→ BRIEF
Reproduce every entry that follows word for word, but omit the images.

---

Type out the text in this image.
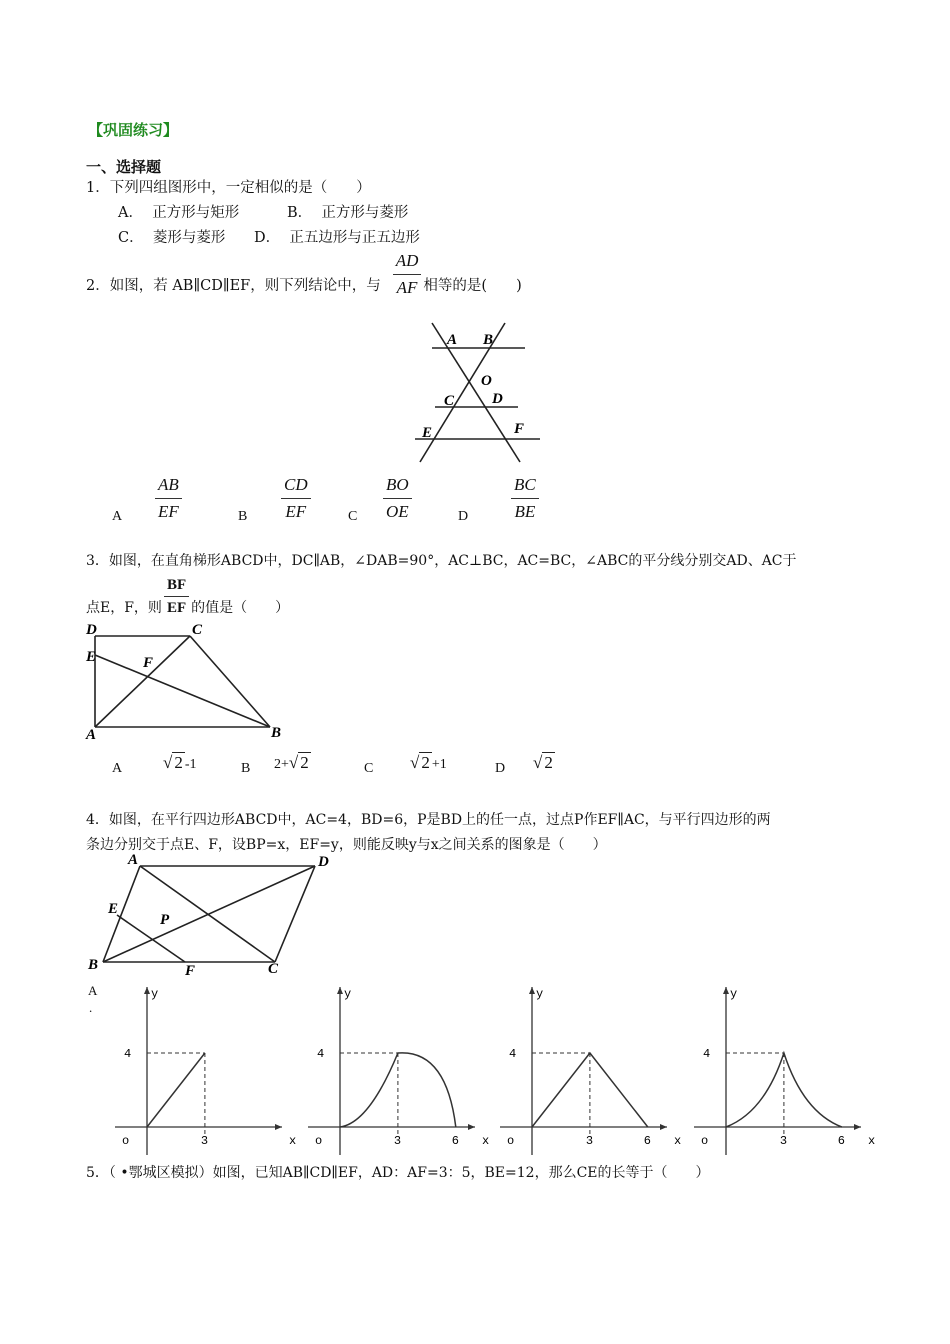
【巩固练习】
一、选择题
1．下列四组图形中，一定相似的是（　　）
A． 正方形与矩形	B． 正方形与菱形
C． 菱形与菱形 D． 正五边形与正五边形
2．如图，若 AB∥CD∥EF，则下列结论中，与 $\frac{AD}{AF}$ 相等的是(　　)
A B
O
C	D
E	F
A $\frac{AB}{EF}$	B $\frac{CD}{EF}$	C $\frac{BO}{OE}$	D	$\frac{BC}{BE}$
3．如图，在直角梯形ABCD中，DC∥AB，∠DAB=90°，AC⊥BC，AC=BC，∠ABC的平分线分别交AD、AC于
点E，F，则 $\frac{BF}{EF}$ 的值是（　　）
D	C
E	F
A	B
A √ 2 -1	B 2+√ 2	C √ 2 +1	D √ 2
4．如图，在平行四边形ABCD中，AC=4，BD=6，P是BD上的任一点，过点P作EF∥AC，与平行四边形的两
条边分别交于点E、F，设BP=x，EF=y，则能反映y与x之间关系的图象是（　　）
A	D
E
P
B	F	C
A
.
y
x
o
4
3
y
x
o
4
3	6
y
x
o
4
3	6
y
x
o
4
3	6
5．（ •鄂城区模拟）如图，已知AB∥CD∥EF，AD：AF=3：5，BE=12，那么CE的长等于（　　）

---

→ TASK SOLUTION
Type out the text in this image.
【巩固练习】
一、选择题
1．下列四组图形中，一定相似的是（　　）
A． 正方形与矩形	B． 正方形与菱形
C． 菱形与菱形 D． 正五边形与正五边形
2．如图，若 AB∥CD∥EF，则下列结论中，与 $\frac{AD}{AF}$ 相等的是(　　)
A B
O
C	D
E	F
A $\frac{AB}{EF}$	B $\frac{CD}{EF}$	C $\frac{BO}{OE}$	D	$\frac{BC}{BE}$
3．如图，在直角梯形ABCD中，DC∥AB，∠DAB=90°，AC⊥BC，AC=BC，∠ABC的平分线分别交AD、AC于
点E，F，则 $\frac{BF}{EF}$ 的值是（　　）
D	C
E	F
A	B
A √ 2 -1	B 2+√ 2	C √ 2 +1	D √ 2
4．如图，在平行四边形ABCD中，AC=4，BD=6，P是BD上的任一点，过点P作EF∥AC，与平行四边形的两
条边分别交于点E、F，设BP=x，EF=y，则能反映y与x之间关系的图象是（　　）
A	D
E
P
B	F	C
A
.
y
x
o
4
3
y
x
o
4
3	6
y
x
o
4
3	6
y
x
o
4
3	6
5．（ •鄂城区模拟）如图，已知AB∥CD∥EF，AD：AF=3：5，BE=12，那么CE的长等于（　　）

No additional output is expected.